** Directions **
Copy each line of the data below with the word "month".

** Records to process **

--- Begin ---

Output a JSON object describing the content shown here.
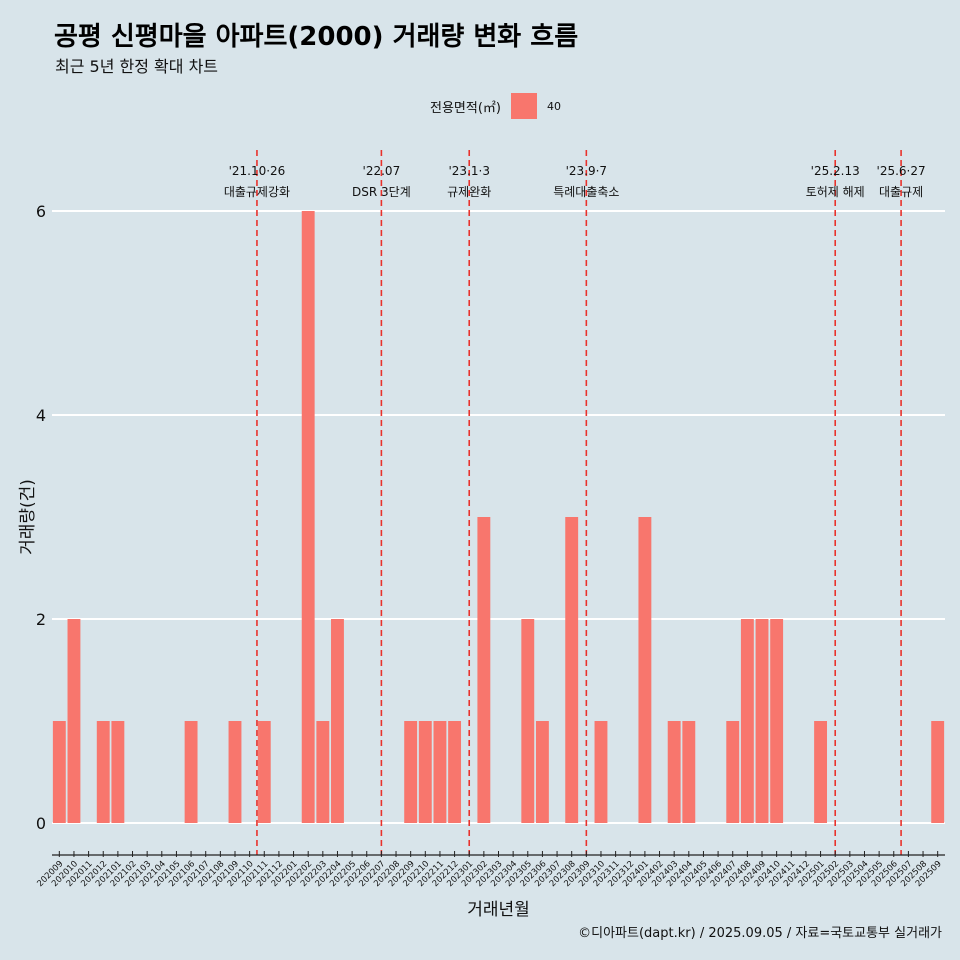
{
  "header": {
    "title": "공평 신평마을 아파트(2000) 거래량 변화 흐름",
    "subtitle": "최근 5년 한정 확대 차트"
  },
  "legend": {
    "title": "전용면적(㎡)",
    "label": "40",
    "color": "#f8766d"
  },
  "caption": "©디아파트(dapt.kr) / 2025.09.05 / 자료=국토교통부 실거래가",
  "chart_data": {
    "type": "bar",
    "xlabel": "거래년월",
    "ylabel": "거래량(건)",
    "ylim": [
      0,
      6
    ],
    "yticks": [
      0,
      2,
      4,
      6
    ],
    "grid": true,
    "legend_position": "top",
    "categories": [
      "202009",
      "202010",
      "202011",
      "202012",
      "202101",
      "202102",
      "202103",
      "202104",
      "202105",
      "202106",
      "202107",
      "202108",
      "202109",
      "202110",
      "202111",
      "202112",
      "202201",
      "202202",
      "202203",
      "202204",
      "202205",
      "202206",
      "202207",
      "202208",
      "202209",
      "202210",
      "202211",
      "202212",
      "202301",
      "202302",
      "202303",
      "202304",
      "202305",
      "202306",
      "202307",
      "202308",
      "202309",
      "202310",
      "202311",
      "202312",
      "202401",
      "202402",
      "202403",
      "202404",
      "202405",
      "202406",
      "202407",
      "202408",
      "202409",
      "202410",
      "202411",
      "202412",
      "202501",
      "202502",
      "202503",
      "202504",
      "202505",
      "202506",
      "202507",
      "202508",
      "202509"
    ],
    "series": [
      {
        "name": "40",
        "color": "#f8766d",
        "values": [
          1,
          2,
          0,
          1,
          1,
          0,
          0,
          0,
          0,
          1,
          0,
          0,
          1,
          0,
          1,
          0,
          0,
          6,
          1,
          2,
          0,
          0,
          0,
          0,
          1,
          1,
          1,
          1,
          0,
          3,
          0,
          0,
          2,
          1,
          0,
          3,
          0,
          1,
          0,
          0,
          3,
          0,
          1,
          1,
          0,
          0,
          1,
          2,
          2,
          2,
          0,
          0,
          1,
          0,
          0,
          0,
          0,
          0,
          0,
          0,
          1
        ]
      }
    ],
    "events": [
      {
        "date": "'21.10·26",
        "label": "대출규제강화",
        "month": "202110",
        "offset": 0.5
      },
      {
        "date": "'22.07",
        "label": "DSR 3단계",
        "month": "202207",
        "offset": 0.0
      },
      {
        "date": "'23.1·3",
        "label": "규제완화",
        "month": "202301",
        "offset": 0.0
      },
      {
        "date": "'23.9·7",
        "label": "특례대출축소",
        "month": "202309",
        "offset": 0.0
      },
      {
        "date": "'25.2.13",
        "label": "토허제 해제",
        "month": "202502",
        "offset": 0.0
      },
      {
        "date": "'25.6·27",
        "label": "대출규제",
        "month": "202506",
        "offset": 0.5
      }
    ]
  }
}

--- End ---

** Full solution **
        "month": "202110",
        "month": "202207",
        "month": "202301",
        "month": "202309",
        "month": "202502",
        "month": "202506",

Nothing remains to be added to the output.